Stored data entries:
#####

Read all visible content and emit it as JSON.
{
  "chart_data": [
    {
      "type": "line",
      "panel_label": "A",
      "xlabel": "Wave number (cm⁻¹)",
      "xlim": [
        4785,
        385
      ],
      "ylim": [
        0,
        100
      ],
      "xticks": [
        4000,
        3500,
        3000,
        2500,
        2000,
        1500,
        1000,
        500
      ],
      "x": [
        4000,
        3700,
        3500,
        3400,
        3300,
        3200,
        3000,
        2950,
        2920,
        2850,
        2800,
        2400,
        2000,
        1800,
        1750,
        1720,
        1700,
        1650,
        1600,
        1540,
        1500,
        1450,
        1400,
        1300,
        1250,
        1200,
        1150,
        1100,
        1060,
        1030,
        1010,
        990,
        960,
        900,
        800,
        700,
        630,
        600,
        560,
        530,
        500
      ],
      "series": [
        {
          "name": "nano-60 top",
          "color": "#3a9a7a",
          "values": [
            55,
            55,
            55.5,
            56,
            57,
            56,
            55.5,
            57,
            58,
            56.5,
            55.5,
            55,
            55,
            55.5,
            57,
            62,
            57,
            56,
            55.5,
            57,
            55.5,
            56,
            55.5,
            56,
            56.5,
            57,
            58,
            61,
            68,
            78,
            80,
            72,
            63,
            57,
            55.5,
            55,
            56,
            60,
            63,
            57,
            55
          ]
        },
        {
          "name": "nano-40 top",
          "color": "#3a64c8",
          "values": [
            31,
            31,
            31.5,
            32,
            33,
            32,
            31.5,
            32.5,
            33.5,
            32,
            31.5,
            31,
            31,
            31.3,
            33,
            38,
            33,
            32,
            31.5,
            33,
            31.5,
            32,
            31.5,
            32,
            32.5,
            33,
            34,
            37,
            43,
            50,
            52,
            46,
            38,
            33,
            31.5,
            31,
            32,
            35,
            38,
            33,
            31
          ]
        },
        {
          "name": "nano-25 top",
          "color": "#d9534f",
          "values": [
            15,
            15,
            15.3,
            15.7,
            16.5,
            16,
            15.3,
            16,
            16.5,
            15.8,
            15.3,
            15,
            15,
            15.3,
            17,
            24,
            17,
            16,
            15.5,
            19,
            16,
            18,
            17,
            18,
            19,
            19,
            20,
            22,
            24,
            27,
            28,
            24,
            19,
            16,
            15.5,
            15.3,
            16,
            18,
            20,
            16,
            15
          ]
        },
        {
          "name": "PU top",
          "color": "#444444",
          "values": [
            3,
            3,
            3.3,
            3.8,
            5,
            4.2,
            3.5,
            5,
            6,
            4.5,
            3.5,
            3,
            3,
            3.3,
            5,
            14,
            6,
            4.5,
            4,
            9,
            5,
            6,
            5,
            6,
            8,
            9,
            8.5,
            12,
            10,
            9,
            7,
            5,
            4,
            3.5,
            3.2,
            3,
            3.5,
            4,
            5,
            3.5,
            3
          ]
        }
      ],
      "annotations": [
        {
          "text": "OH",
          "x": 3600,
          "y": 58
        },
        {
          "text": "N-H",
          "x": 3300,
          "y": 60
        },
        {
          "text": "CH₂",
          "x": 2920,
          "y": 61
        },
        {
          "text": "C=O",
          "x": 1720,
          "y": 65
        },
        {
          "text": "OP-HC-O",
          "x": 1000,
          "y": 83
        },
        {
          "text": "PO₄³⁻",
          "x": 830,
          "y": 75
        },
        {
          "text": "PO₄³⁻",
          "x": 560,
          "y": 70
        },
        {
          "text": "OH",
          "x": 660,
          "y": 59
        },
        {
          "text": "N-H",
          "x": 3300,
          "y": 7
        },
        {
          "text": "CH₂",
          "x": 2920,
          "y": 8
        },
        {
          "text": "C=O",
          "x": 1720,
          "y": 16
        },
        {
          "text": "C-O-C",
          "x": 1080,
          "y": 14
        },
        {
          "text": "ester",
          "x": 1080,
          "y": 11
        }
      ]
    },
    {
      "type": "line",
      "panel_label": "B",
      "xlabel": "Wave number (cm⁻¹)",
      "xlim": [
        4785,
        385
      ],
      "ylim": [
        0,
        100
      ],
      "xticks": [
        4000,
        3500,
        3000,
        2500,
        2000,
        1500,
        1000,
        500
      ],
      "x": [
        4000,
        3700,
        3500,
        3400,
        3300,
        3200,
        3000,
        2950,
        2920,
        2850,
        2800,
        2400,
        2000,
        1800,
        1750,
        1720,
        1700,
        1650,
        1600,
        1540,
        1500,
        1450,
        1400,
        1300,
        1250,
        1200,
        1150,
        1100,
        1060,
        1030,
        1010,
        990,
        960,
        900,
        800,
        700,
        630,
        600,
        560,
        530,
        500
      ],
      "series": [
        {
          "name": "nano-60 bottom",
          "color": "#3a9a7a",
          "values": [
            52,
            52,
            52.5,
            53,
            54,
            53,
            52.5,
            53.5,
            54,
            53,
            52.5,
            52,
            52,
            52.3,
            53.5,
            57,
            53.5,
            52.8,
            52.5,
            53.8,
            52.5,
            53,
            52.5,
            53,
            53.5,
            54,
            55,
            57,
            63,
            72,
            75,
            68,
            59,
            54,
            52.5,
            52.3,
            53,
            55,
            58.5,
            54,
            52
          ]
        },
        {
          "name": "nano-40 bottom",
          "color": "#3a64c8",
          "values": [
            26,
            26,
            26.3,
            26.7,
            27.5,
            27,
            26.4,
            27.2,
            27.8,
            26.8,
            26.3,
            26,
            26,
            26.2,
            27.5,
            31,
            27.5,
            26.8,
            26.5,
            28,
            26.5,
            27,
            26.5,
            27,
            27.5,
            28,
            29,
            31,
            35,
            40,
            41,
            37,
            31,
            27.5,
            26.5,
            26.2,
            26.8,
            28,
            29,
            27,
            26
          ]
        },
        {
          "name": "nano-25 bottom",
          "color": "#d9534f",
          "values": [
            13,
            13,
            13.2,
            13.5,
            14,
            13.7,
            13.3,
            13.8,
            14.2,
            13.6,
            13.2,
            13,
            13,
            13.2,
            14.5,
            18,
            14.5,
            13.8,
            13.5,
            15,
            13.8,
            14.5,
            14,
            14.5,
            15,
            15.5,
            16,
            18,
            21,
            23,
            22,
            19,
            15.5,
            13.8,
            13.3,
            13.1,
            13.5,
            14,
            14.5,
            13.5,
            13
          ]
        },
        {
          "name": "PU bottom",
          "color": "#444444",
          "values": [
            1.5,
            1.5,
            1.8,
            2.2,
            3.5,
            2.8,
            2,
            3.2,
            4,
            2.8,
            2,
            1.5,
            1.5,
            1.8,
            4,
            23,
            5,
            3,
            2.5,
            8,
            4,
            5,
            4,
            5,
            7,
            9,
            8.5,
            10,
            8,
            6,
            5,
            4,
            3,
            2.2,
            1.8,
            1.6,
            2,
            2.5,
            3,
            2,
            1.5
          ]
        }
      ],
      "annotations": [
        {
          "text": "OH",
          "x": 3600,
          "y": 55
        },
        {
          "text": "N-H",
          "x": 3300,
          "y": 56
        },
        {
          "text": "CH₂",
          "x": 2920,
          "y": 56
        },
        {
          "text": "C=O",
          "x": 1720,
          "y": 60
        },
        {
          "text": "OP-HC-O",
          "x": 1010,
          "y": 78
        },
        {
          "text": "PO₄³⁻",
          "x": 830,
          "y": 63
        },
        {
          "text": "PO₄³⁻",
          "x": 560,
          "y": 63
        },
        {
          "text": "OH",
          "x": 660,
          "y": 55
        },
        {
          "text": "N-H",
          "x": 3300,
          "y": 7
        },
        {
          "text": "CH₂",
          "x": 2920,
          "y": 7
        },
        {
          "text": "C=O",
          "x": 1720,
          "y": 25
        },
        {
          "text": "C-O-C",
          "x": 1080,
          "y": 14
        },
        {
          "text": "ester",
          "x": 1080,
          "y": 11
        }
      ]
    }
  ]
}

#####

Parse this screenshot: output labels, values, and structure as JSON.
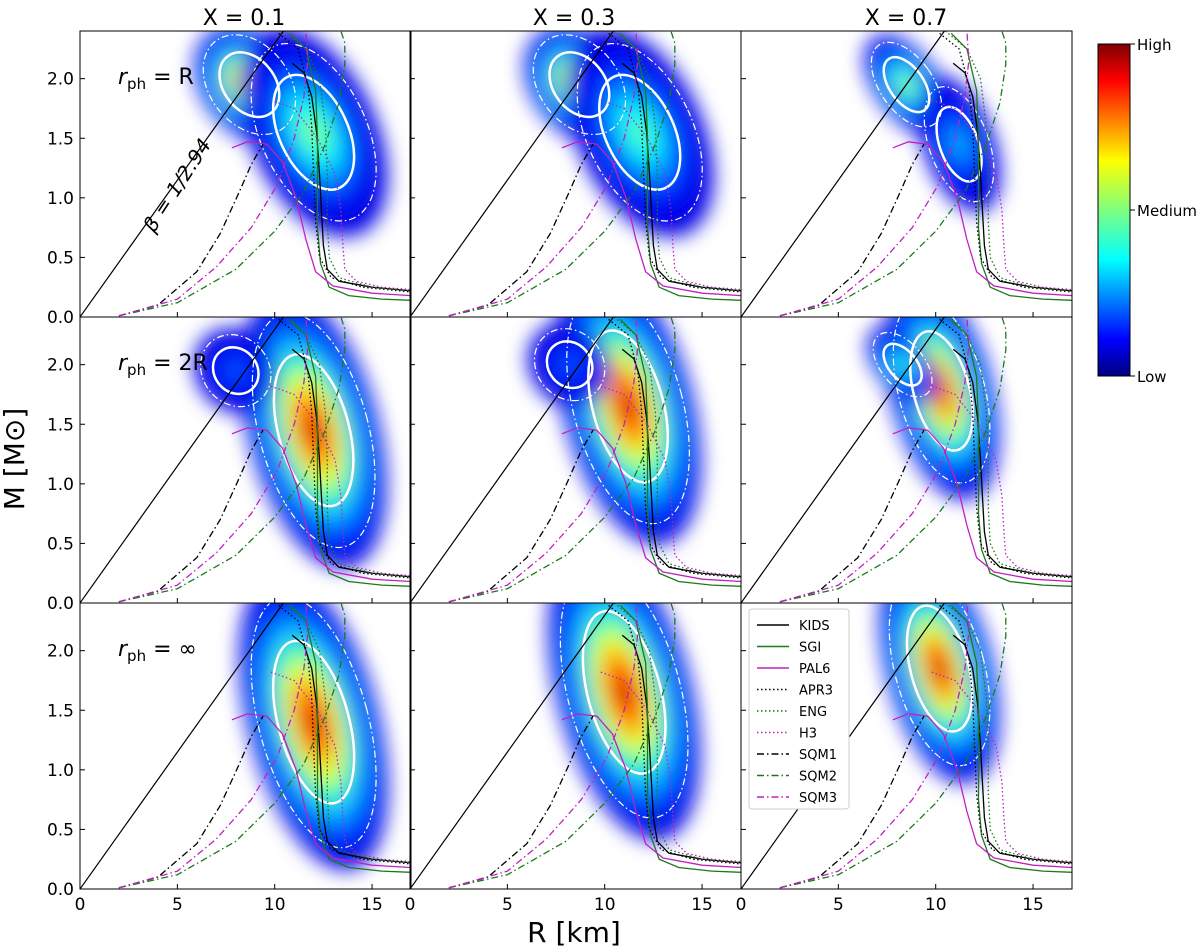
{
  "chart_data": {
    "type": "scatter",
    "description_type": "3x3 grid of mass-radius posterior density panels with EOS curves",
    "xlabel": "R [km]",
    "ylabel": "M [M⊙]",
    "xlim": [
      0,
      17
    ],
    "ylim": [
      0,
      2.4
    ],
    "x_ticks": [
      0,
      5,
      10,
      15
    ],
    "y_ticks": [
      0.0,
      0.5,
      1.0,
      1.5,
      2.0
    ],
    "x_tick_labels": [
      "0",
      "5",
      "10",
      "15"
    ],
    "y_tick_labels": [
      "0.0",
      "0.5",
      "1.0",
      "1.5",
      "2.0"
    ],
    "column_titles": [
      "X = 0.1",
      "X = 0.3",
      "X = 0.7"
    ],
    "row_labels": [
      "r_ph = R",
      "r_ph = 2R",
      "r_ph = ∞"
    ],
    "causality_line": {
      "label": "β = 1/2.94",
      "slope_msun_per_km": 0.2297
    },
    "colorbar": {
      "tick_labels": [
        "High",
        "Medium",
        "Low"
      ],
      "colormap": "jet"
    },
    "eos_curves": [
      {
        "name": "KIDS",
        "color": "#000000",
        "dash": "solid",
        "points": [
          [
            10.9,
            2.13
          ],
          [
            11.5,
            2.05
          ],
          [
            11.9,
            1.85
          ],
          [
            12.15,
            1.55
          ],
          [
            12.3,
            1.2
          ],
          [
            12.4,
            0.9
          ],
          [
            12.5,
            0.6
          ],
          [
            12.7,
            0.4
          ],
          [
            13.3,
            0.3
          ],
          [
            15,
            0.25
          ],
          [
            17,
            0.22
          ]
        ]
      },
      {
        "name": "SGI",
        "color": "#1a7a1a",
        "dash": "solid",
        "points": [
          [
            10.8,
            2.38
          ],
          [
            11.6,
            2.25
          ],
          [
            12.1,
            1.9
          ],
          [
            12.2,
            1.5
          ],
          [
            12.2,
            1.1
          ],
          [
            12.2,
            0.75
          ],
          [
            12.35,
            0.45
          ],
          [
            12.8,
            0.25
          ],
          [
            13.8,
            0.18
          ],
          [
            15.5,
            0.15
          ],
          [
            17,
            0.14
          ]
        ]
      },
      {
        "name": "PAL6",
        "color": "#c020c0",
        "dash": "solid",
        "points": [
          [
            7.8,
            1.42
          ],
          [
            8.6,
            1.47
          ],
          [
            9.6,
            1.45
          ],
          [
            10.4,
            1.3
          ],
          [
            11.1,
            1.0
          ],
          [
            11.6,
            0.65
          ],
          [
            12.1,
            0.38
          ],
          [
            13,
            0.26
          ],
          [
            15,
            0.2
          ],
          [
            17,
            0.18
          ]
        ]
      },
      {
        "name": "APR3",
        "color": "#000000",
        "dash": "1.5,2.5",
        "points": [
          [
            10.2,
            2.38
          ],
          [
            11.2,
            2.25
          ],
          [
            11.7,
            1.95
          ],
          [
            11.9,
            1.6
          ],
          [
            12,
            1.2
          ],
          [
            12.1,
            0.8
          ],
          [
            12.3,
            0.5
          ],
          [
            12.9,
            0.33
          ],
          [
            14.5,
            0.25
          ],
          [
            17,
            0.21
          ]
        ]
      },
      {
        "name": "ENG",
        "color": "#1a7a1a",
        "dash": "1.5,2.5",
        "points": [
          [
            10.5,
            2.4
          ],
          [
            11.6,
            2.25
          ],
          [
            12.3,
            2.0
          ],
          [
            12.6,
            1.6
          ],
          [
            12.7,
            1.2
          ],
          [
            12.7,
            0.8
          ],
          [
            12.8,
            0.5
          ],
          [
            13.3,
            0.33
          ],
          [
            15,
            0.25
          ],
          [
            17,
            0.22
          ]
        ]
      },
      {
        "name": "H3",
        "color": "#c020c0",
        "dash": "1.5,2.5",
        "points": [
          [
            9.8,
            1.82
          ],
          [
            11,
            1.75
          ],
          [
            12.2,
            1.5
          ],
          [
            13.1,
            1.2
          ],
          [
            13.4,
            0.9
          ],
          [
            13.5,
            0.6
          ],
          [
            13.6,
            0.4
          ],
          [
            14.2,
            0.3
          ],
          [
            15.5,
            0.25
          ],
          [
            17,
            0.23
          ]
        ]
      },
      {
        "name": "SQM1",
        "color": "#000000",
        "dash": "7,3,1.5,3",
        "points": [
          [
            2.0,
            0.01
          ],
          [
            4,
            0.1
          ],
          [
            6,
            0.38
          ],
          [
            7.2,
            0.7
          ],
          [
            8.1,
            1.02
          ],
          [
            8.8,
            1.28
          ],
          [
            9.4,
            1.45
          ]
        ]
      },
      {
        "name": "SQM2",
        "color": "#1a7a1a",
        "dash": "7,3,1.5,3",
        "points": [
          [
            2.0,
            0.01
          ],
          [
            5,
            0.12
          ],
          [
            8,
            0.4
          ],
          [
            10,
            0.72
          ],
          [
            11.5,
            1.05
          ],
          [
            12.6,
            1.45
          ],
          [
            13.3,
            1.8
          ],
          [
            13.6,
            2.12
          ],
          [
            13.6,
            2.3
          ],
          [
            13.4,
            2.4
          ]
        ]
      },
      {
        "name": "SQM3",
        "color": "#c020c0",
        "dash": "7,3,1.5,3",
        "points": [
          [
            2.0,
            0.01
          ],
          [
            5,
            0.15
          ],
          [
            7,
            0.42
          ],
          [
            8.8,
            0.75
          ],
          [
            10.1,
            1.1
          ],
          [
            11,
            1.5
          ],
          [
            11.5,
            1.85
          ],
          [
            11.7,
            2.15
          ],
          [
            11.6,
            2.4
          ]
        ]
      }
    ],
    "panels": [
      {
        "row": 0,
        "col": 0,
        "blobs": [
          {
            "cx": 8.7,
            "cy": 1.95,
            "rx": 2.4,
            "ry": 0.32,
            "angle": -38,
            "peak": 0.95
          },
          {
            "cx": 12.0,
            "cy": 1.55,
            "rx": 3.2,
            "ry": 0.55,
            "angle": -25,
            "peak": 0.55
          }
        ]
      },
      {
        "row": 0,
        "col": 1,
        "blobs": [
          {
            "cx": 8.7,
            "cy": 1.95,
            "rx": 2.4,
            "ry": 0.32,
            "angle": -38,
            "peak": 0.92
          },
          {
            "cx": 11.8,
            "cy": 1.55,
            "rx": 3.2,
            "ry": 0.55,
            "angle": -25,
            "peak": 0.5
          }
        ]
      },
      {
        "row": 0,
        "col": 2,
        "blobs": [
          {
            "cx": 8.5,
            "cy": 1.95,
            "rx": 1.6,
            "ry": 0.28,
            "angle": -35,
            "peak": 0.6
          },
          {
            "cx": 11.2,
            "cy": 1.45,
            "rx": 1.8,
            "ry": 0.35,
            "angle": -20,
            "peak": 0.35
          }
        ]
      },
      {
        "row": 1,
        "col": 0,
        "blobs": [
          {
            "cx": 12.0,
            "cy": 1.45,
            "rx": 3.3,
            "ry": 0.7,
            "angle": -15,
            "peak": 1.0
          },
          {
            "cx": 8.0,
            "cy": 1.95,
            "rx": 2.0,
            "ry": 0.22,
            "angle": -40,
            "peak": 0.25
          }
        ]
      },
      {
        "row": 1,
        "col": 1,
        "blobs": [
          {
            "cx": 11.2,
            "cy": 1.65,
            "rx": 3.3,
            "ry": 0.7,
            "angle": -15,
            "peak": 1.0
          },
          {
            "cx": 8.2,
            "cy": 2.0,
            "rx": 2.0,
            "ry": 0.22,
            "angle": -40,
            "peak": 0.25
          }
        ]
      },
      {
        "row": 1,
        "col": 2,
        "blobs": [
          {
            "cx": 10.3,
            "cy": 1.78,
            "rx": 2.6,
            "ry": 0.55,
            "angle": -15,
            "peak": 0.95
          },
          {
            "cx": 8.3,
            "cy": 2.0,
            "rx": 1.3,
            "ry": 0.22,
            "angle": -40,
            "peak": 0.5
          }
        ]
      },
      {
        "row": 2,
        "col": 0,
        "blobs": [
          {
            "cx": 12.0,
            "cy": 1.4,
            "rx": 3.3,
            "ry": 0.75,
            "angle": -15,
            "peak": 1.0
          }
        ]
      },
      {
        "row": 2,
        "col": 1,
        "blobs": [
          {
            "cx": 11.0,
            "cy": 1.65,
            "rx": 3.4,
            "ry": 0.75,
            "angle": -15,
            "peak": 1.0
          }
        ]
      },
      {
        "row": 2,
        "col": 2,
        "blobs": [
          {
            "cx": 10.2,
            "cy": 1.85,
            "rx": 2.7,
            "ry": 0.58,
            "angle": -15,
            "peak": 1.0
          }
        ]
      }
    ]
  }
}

#####

■ **What you need to do**
Pick out all lines containing the string "nano".

■ **Result for this exercise**
          "name": "nano-60 top",
          "name": "nano-40 top",
          "name": "nano-25 top",
          "name": "nano-60 bottom",
          "name": "nano-40 bottom",
          "name": "nano-25 bottom",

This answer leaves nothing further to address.